## Items from a figure collection
┌────────
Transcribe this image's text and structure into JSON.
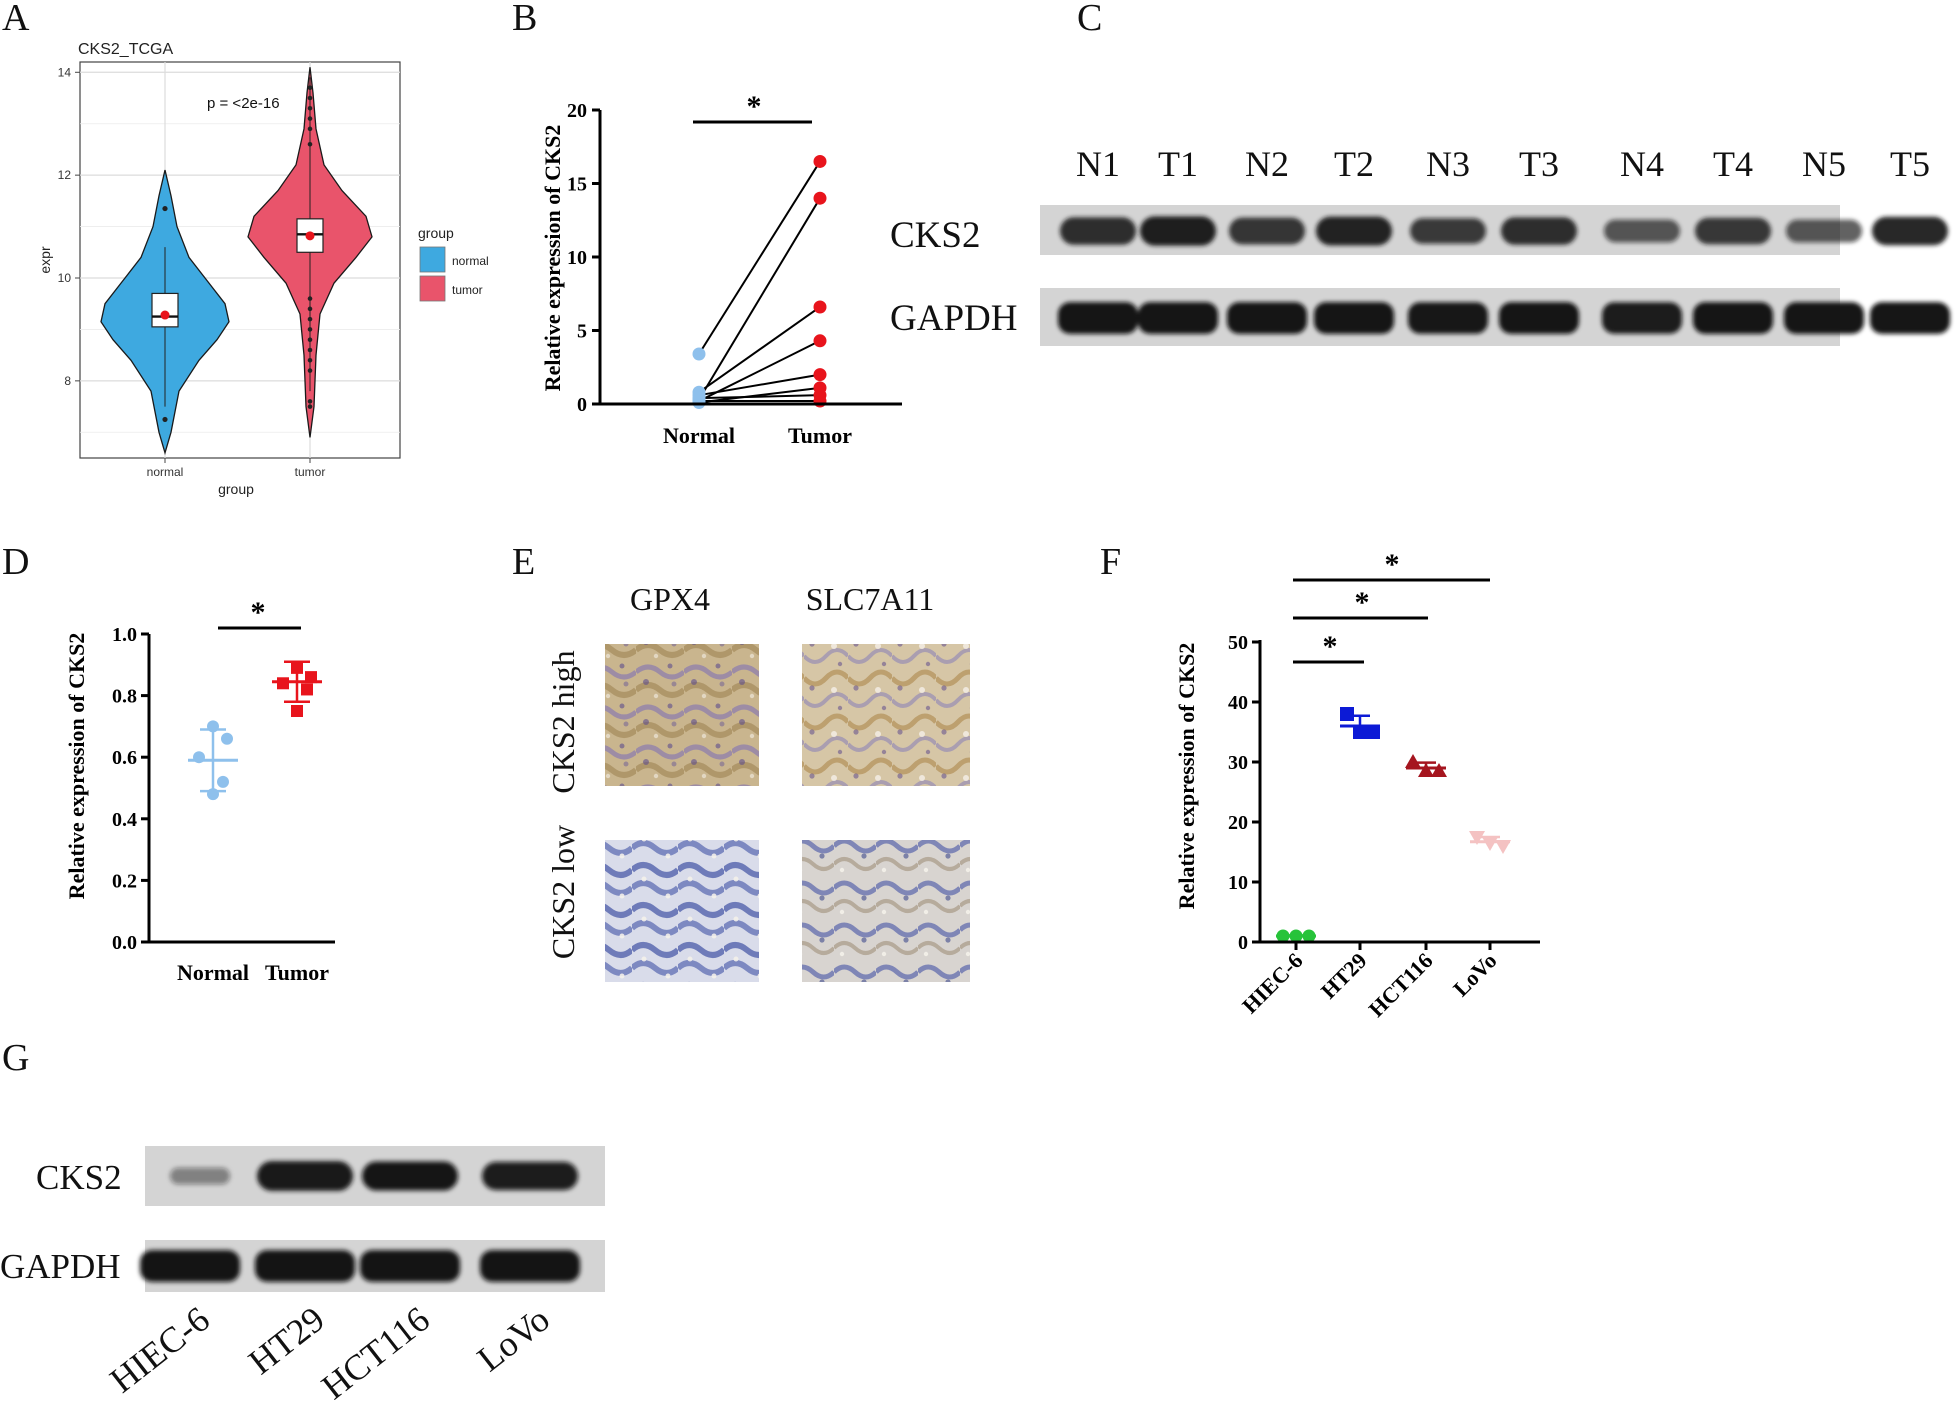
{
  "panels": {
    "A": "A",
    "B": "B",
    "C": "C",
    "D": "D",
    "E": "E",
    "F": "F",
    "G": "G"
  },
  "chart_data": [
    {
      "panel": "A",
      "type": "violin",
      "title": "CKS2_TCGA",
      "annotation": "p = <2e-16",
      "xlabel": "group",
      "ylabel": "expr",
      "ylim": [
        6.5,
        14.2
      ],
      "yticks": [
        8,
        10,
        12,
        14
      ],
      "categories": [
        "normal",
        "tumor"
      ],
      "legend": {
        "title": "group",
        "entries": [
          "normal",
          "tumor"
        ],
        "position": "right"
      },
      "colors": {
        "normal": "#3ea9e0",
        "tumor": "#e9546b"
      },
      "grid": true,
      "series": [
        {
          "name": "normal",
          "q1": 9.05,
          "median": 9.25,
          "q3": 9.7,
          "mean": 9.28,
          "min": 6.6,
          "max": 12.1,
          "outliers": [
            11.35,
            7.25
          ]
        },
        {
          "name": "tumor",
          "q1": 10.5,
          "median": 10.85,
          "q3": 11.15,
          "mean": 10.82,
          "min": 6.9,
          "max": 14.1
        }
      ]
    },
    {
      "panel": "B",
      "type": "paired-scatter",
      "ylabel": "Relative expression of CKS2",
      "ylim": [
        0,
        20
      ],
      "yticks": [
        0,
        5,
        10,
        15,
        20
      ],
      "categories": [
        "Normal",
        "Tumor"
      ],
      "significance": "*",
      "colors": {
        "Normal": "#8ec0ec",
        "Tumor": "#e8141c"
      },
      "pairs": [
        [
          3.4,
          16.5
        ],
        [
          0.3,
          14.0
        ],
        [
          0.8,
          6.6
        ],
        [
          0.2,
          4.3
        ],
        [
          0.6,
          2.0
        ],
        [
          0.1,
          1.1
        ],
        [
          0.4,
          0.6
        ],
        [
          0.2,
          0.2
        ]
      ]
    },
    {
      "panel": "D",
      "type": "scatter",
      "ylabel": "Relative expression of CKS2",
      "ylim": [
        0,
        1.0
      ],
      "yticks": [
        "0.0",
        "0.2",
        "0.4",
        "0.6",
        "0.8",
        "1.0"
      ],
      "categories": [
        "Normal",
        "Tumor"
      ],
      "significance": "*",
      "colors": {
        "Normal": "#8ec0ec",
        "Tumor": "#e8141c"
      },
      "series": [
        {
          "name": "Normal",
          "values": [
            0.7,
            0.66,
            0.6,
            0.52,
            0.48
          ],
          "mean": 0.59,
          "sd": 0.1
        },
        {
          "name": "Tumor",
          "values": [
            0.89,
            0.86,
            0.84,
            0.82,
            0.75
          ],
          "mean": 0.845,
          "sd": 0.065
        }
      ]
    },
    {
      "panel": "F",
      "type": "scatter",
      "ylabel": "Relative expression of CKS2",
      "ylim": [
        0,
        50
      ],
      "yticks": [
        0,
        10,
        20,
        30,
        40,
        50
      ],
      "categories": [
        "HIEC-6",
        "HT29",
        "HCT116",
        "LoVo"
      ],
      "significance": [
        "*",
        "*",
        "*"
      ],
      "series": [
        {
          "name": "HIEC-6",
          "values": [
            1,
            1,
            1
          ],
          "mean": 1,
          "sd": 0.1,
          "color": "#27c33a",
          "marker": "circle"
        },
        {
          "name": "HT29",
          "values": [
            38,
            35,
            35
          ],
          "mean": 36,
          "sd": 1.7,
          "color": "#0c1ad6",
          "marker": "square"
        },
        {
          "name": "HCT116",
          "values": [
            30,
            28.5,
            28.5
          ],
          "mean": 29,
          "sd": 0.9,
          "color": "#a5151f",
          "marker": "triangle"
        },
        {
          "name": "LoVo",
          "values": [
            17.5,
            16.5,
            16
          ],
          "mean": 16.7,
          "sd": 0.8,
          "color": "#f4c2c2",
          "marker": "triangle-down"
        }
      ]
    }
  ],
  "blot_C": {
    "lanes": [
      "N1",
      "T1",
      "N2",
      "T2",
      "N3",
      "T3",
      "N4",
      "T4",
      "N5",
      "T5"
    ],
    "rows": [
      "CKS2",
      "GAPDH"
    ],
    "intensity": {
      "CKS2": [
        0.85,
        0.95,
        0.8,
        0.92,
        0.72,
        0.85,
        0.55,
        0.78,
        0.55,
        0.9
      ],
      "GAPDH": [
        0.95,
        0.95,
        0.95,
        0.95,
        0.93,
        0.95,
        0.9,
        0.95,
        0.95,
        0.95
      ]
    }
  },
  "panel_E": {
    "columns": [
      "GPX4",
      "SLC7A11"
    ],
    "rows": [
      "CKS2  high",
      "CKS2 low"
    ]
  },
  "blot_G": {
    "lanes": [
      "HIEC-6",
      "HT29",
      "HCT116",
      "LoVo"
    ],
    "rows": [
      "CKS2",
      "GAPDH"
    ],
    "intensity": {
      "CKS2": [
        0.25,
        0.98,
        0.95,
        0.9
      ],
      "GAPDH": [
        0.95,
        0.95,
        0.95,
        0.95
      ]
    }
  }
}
└────────
┌────────
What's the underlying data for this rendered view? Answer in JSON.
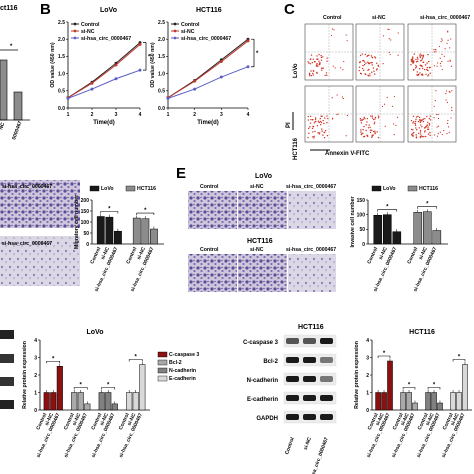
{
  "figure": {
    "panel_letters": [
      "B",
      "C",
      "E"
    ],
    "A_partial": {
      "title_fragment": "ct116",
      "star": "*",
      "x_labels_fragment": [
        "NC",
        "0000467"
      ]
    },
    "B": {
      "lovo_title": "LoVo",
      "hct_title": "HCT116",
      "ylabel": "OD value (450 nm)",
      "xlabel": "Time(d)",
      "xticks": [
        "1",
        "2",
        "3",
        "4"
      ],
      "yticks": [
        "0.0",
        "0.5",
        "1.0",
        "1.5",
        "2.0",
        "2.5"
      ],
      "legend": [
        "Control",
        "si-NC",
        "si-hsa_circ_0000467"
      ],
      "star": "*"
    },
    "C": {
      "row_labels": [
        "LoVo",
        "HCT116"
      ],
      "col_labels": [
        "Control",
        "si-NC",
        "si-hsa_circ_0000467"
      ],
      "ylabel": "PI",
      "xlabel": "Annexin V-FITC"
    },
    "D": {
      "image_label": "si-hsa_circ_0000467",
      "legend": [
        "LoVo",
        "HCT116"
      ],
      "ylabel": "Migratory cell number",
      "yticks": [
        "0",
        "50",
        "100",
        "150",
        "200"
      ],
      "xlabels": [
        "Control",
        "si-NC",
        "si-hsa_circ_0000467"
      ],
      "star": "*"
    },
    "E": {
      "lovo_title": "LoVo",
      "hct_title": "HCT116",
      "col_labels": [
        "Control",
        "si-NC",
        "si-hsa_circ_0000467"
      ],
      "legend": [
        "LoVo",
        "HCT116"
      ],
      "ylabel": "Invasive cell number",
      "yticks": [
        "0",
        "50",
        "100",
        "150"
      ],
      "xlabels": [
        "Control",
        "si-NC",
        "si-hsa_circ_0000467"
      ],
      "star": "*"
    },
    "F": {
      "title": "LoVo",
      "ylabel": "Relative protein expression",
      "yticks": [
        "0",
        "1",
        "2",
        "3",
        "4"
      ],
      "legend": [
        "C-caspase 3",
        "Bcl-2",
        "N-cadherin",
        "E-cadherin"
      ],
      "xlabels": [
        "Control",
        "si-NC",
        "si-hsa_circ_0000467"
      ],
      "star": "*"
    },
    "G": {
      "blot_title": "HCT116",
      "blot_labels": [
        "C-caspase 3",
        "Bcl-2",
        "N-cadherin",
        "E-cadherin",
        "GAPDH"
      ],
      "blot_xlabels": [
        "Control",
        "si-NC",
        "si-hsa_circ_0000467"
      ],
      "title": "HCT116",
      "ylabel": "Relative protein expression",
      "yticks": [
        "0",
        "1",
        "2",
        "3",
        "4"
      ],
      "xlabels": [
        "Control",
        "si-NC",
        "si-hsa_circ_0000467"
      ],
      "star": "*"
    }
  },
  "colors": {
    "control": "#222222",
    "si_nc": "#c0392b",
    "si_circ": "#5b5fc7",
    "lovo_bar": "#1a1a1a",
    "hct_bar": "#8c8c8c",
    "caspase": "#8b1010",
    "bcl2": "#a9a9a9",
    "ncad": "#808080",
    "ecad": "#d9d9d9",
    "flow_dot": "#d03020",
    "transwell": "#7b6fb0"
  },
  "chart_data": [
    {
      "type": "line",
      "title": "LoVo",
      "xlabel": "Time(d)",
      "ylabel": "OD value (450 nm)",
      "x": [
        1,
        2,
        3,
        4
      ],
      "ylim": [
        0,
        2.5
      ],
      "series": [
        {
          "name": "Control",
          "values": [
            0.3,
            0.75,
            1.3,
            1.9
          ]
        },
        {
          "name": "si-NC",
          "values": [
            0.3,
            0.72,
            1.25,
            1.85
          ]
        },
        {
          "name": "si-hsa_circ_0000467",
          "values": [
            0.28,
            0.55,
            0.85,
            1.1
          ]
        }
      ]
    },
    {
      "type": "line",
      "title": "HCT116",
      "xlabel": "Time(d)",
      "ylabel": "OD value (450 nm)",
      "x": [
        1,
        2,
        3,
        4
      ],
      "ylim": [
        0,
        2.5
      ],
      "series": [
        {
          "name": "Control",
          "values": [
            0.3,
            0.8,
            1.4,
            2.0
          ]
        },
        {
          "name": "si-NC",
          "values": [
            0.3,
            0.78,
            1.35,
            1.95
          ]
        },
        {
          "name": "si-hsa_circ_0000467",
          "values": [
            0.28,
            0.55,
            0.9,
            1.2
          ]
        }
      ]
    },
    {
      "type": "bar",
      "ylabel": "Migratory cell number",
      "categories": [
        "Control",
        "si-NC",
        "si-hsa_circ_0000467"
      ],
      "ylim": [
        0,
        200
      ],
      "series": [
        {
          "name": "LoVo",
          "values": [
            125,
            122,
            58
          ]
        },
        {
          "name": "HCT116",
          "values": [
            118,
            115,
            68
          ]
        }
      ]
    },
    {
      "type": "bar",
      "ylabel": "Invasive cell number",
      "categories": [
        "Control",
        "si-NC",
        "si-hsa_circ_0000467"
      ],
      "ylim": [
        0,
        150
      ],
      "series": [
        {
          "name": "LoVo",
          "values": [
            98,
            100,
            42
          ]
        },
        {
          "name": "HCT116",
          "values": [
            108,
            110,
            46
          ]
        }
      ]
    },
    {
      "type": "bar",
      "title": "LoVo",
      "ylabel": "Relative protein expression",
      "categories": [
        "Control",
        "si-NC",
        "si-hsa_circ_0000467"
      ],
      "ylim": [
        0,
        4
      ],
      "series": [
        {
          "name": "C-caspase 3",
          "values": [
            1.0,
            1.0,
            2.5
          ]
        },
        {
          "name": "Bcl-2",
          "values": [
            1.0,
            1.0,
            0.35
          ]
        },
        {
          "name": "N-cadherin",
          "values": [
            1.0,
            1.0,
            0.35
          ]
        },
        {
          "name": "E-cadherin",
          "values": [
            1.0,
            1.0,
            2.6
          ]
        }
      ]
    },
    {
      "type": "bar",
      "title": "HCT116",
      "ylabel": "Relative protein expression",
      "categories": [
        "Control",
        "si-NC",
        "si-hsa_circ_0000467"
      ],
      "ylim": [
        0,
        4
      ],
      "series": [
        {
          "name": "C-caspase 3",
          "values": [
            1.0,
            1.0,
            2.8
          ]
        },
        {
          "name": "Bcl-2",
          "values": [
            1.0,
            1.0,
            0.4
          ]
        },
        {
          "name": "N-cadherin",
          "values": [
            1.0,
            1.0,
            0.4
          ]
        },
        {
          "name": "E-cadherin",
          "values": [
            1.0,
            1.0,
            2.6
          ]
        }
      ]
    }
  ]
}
└────────
## REQUIREMENT
The string "JSON" may appear in the lines of the records above. State how many lines contain it, with no other words.

## RESULT OF THE EXERCISE
2